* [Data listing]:
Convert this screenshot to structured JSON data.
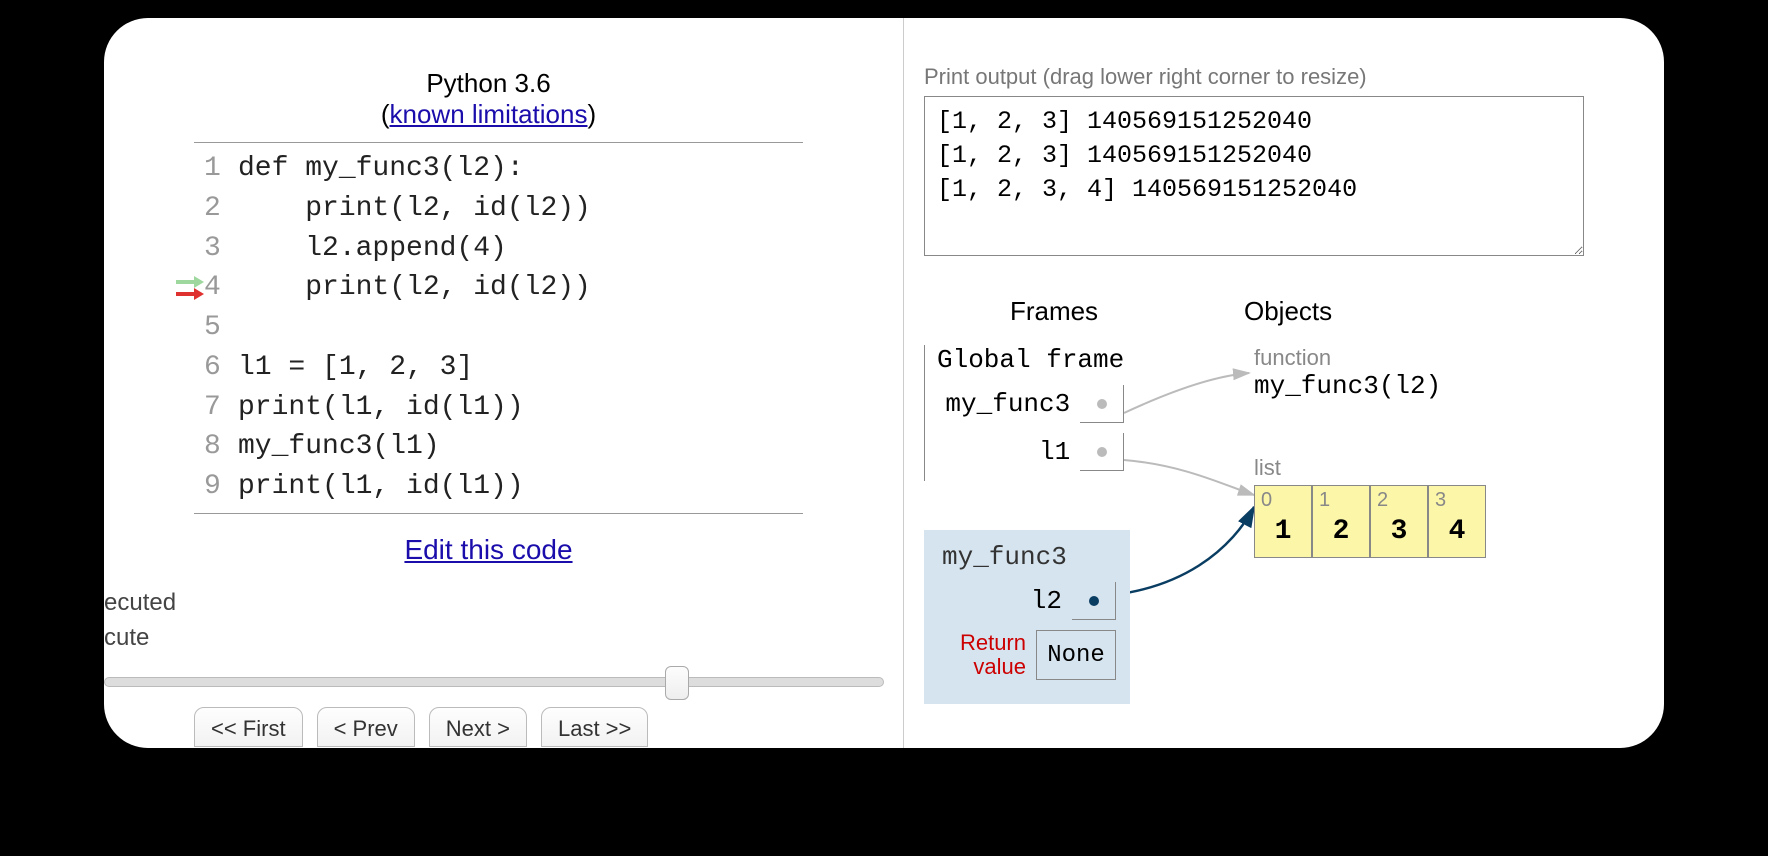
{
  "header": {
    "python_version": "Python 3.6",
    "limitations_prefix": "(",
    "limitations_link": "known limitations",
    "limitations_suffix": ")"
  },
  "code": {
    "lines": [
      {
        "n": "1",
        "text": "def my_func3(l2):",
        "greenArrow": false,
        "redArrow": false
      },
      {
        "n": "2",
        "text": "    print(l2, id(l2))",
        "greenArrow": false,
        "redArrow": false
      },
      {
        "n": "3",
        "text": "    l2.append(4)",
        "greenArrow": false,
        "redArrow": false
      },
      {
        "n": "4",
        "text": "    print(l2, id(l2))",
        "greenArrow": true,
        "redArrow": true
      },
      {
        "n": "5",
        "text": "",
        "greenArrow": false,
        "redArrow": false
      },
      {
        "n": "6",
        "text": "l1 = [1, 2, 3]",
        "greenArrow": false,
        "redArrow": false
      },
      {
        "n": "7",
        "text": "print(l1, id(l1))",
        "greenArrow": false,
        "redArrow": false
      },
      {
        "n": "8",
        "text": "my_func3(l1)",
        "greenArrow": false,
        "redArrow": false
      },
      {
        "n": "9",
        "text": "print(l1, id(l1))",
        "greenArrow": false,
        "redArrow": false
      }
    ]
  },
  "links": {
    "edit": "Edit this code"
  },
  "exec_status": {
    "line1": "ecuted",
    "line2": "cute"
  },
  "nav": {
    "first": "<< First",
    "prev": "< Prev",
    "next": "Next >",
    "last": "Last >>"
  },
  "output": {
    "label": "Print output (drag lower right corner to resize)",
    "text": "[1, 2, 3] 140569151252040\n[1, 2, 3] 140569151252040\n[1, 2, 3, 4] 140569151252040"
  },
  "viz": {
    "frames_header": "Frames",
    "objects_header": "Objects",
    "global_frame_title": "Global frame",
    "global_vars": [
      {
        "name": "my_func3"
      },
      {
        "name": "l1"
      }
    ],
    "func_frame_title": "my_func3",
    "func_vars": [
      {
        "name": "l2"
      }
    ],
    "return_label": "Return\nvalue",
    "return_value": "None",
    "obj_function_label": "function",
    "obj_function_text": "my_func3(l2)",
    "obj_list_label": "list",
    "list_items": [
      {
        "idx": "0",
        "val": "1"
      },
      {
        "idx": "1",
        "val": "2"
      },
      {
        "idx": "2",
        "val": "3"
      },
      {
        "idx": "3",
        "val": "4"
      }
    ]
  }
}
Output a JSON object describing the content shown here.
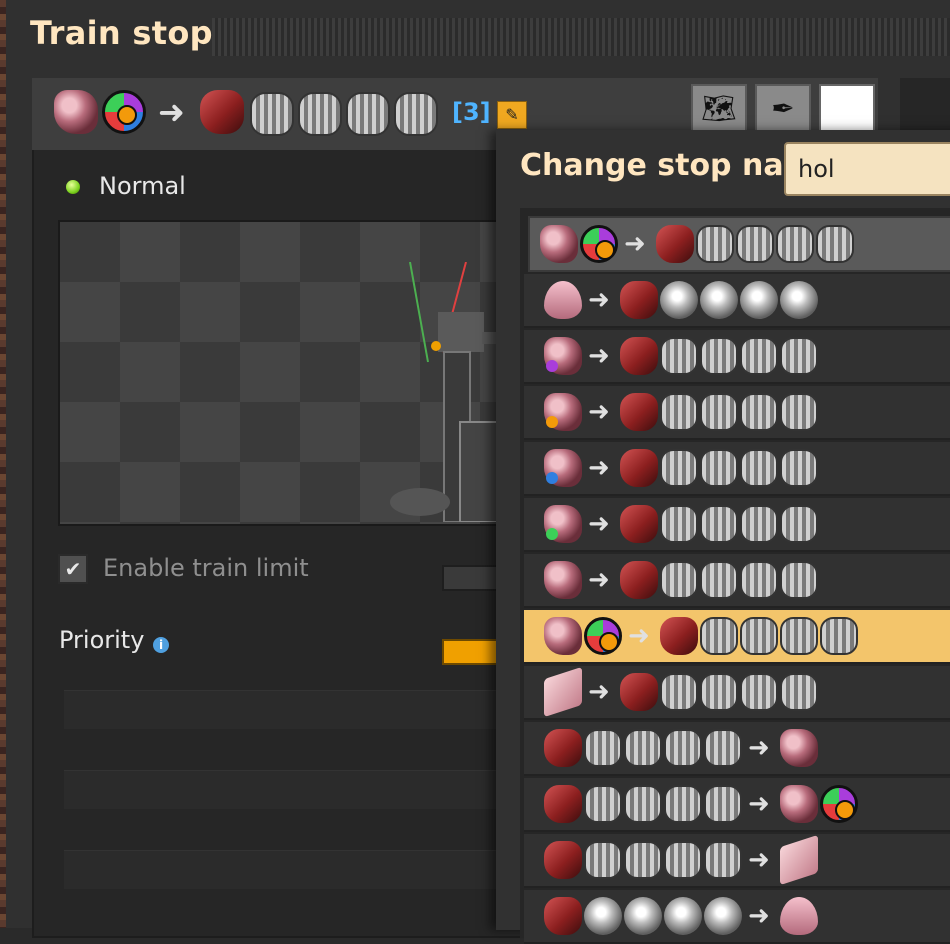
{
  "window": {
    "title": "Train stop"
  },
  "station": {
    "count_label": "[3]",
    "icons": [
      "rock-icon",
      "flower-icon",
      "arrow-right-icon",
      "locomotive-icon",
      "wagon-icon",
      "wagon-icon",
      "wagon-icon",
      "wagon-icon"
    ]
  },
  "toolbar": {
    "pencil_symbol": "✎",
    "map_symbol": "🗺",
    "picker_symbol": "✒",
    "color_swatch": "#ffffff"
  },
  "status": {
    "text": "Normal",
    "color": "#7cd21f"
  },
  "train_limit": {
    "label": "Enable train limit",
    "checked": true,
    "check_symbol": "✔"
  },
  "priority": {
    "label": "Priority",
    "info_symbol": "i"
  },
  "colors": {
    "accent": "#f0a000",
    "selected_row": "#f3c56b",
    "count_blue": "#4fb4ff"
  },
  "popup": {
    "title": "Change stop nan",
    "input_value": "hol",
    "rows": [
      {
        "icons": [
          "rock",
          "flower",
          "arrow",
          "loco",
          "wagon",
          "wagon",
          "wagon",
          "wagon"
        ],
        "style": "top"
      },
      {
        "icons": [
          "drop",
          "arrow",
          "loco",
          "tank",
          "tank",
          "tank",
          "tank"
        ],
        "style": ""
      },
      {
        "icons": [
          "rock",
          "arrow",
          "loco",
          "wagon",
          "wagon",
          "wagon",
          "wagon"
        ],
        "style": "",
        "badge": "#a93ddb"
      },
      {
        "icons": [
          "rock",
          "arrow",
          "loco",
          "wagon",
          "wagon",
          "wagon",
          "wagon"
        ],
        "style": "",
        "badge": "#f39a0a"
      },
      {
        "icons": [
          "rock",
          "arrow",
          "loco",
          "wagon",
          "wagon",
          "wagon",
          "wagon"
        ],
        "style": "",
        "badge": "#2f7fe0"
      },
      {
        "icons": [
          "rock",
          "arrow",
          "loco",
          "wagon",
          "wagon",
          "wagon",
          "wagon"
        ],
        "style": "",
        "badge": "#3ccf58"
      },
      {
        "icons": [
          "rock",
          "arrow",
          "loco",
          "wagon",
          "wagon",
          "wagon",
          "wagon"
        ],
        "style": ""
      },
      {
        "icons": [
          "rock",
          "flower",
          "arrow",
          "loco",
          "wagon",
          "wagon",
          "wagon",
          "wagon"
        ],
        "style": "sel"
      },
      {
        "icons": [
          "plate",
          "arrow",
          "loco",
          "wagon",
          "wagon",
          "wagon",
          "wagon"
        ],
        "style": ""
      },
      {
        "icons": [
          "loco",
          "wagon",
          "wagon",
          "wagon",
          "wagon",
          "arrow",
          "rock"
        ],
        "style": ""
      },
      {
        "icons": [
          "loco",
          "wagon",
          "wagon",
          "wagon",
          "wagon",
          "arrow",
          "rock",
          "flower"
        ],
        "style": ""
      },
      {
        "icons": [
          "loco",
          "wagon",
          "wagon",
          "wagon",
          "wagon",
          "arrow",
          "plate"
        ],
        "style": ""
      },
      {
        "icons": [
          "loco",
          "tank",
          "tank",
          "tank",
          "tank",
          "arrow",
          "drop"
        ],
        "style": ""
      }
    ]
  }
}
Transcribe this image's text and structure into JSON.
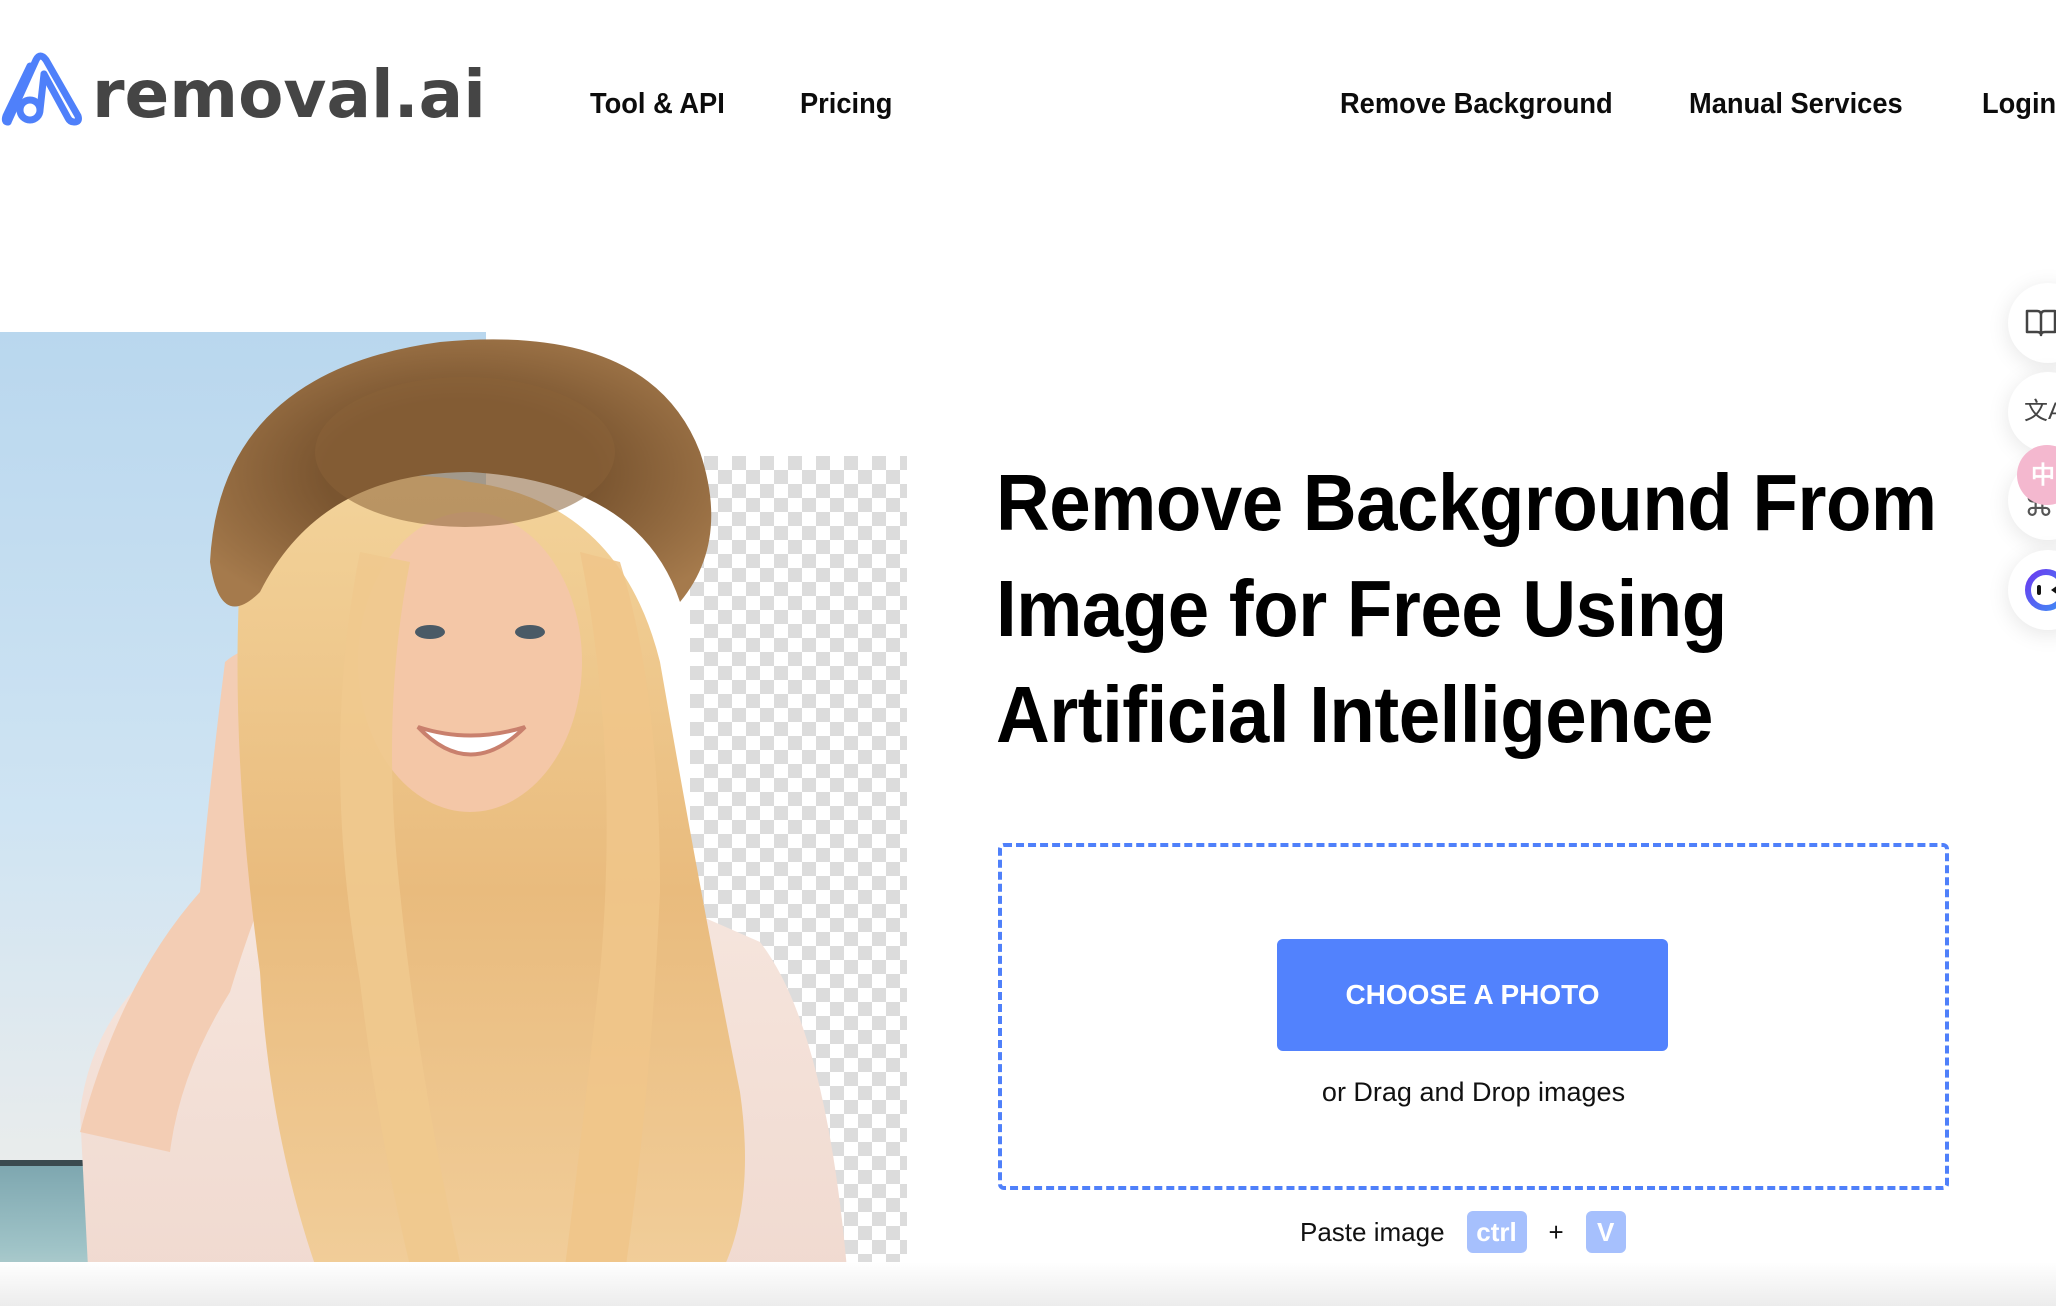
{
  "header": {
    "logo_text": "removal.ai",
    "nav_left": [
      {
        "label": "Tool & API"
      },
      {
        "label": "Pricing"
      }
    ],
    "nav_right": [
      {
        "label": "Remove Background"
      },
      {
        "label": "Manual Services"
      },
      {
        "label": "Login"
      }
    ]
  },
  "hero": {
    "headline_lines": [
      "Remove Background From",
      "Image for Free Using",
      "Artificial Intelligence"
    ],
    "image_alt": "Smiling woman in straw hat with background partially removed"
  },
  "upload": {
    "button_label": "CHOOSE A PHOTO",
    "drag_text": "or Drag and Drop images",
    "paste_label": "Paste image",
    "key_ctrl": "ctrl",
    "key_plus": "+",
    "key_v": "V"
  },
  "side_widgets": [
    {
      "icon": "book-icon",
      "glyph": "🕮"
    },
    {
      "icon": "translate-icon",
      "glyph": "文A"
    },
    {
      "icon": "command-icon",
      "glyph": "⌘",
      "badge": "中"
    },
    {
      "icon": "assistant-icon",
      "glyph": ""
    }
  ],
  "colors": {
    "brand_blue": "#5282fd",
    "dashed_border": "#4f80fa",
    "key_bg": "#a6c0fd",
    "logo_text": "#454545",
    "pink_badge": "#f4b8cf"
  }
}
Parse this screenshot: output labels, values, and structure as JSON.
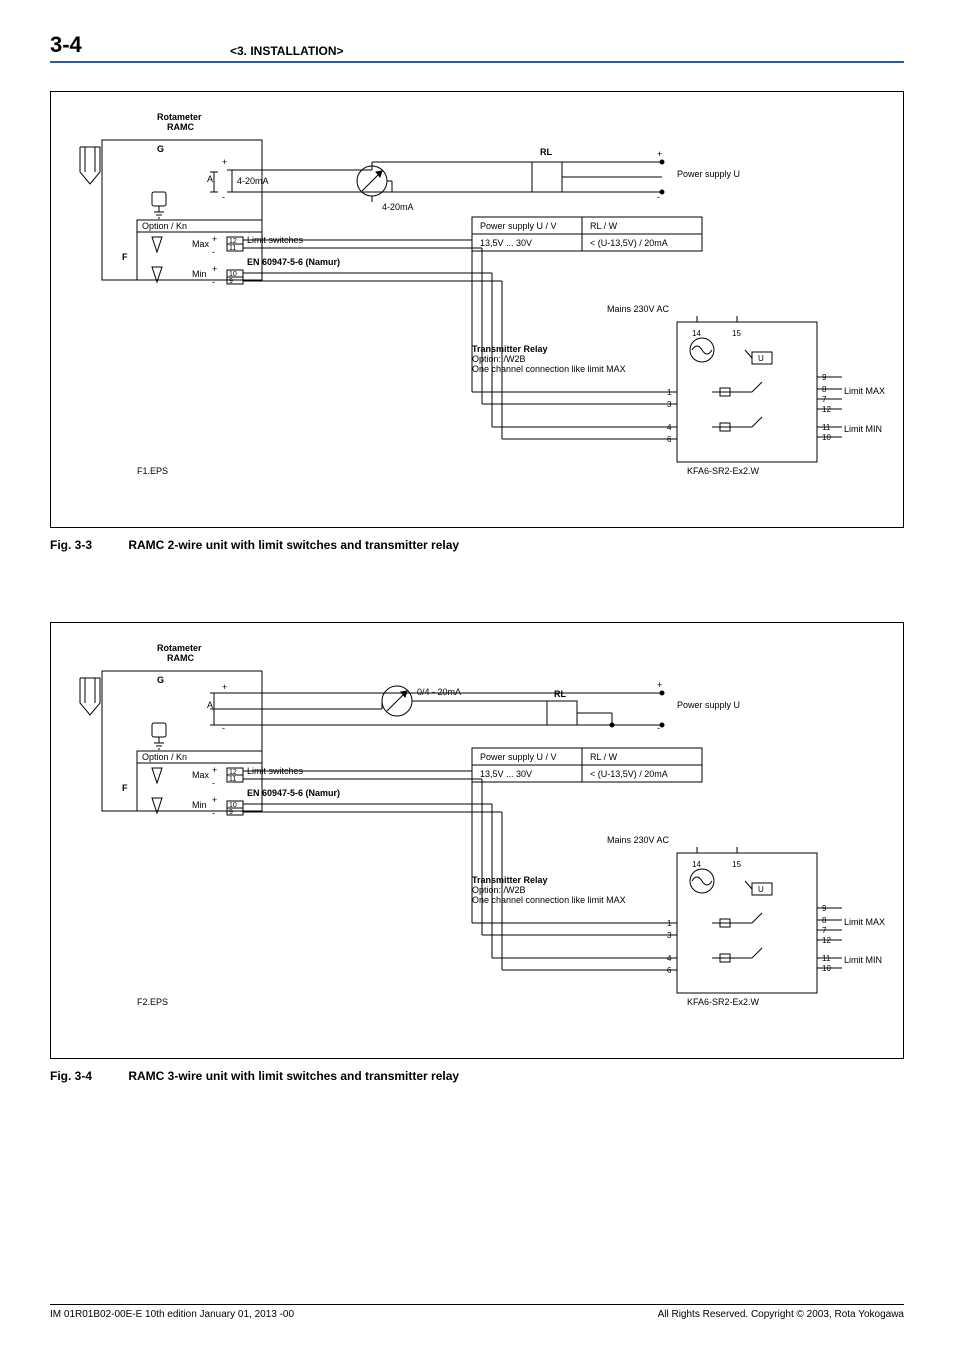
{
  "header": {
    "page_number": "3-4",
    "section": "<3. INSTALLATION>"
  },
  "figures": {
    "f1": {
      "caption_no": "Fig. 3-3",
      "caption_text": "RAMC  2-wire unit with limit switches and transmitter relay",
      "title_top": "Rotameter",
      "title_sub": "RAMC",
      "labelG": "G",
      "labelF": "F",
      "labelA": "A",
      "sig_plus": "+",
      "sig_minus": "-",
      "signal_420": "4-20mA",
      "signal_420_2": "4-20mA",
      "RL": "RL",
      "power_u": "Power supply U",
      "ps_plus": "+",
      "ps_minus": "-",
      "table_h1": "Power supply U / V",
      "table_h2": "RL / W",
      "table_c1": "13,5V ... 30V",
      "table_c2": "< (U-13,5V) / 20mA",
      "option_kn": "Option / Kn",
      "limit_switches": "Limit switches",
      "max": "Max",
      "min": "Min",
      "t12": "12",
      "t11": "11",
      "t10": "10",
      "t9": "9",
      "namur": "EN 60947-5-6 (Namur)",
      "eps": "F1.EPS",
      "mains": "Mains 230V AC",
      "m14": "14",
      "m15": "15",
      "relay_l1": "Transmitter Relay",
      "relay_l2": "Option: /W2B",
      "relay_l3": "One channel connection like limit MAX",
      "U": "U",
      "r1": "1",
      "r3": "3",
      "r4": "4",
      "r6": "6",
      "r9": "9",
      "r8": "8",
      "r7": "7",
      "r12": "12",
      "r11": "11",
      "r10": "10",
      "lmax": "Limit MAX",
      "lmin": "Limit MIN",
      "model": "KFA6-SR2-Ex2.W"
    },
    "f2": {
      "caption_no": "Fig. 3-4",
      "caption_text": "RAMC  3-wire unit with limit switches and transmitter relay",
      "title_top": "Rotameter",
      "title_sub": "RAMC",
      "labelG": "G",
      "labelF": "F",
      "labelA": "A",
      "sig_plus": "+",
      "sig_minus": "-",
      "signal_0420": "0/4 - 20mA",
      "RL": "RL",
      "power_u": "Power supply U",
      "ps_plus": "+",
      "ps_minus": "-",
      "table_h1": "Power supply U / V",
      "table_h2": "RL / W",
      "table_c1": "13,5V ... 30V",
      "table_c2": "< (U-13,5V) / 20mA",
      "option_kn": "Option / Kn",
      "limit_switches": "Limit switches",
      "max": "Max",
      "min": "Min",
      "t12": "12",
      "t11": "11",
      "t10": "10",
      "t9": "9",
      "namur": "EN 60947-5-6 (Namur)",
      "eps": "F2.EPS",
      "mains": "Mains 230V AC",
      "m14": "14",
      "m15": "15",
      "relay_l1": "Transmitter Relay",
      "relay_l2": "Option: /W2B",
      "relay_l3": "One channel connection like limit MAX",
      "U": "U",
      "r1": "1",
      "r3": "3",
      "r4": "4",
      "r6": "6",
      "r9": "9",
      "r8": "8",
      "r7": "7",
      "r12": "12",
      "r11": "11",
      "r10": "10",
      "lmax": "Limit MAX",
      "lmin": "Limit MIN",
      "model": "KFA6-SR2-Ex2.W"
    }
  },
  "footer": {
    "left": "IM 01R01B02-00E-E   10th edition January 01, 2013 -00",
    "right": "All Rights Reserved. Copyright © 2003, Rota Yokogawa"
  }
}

* [YOUR INSTRUCTIONS]:
Identify each line in the records above containing the word "stop"; copy those lines.

* [RESULT]:
    "title": "Train stop"
    "title": "Change stop nan",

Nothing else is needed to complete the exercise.